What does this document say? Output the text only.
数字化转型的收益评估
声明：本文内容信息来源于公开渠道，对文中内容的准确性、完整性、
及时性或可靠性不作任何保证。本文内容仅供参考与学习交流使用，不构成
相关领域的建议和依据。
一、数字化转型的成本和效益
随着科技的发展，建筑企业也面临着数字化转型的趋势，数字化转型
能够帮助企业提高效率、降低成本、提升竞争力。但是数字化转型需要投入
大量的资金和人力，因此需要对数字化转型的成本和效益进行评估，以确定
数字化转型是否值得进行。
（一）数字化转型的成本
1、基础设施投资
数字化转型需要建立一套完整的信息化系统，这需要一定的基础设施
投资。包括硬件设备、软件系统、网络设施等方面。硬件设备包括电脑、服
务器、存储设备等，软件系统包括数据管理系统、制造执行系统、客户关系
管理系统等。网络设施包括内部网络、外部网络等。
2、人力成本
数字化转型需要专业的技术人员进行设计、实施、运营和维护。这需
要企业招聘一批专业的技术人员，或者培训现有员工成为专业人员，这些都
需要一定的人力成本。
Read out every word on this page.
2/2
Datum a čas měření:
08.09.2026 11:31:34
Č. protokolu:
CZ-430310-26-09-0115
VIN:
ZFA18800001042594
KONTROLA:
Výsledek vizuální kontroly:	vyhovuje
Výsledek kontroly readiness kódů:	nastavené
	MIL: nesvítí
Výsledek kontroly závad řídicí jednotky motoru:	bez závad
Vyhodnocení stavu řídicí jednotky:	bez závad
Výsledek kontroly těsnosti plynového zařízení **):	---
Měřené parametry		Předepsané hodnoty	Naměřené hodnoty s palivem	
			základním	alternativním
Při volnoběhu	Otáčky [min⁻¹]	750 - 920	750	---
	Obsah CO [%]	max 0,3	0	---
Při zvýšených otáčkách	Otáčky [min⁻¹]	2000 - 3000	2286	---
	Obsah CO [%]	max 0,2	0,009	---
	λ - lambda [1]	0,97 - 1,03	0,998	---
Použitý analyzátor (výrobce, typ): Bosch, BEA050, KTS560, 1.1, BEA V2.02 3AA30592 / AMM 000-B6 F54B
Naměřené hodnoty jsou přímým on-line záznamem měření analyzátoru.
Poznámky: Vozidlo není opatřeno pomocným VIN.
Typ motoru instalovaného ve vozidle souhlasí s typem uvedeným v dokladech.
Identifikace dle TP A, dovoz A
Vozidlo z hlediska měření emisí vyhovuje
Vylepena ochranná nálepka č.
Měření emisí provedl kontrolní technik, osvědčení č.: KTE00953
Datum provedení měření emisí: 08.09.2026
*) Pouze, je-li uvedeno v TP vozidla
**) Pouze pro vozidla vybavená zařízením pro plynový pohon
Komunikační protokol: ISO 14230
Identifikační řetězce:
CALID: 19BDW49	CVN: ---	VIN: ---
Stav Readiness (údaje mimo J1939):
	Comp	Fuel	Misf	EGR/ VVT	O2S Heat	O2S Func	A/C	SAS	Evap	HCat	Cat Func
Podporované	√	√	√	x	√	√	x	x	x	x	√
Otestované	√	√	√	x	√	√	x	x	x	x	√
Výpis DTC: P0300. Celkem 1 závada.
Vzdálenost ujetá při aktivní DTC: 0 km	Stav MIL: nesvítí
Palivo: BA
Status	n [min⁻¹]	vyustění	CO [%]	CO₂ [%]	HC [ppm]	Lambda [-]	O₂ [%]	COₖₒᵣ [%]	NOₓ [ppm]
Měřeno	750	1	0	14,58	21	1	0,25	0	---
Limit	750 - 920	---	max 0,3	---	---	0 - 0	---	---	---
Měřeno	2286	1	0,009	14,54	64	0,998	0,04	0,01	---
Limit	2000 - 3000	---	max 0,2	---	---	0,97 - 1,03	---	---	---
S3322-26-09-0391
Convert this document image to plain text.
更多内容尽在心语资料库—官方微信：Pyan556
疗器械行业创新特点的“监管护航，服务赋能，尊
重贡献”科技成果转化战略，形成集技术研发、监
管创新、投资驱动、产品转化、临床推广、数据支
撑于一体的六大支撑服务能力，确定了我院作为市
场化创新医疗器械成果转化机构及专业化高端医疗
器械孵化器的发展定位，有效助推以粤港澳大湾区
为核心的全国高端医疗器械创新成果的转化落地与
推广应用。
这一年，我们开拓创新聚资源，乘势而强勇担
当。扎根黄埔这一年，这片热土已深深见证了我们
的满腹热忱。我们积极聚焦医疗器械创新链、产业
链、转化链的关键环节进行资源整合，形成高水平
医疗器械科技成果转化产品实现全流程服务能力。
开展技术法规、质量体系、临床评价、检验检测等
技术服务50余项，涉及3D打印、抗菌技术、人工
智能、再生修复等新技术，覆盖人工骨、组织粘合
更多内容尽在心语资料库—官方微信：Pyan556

TASK BRIEF:
Take every line from the one containing "Convert this document image to plain text." to the end of the listing and output it exactly, with nothing else.

RESPONSE:
Convert this document image to plain text.
更多内容尽在心语资料库—官方微信：Pyan556
疗器械行业创新特点的“监管护航，服务赋能，尊
重贡献”科技成果转化战略，形成集技术研发、监
管创新、投资驱动、产品转化、临床推广、数据支
撑于一体的六大支撑服务能力，确定了我院作为市
场化创新医疗器械成果转化机构及专业化高端医疗
器械孵化器的发展定位，有效助推以粤港澳大湾区
为核心的全国高端医疗器械创新成果的转化落地与
推广应用。
这一年，我们开拓创新聚资源，乘势而强勇担
当。扎根黄埔这一年，这片热土已深深见证了我们
的满腹热忱。我们积极聚焦医疗器械创新链、产业
链、转化链的关键环节进行资源整合，形成高水平
医疗器械科技成果转化产品实现全流程服务能力。
开展技术法规、质量体系、临床评价、检验检测等
技术服务50余项，涉及3D打印、抗菌技术、人工
智能、再生修复等新技术，覆盖人工骨、组织粘合
更多内容尽在心语资料库—官方微信：Pyan556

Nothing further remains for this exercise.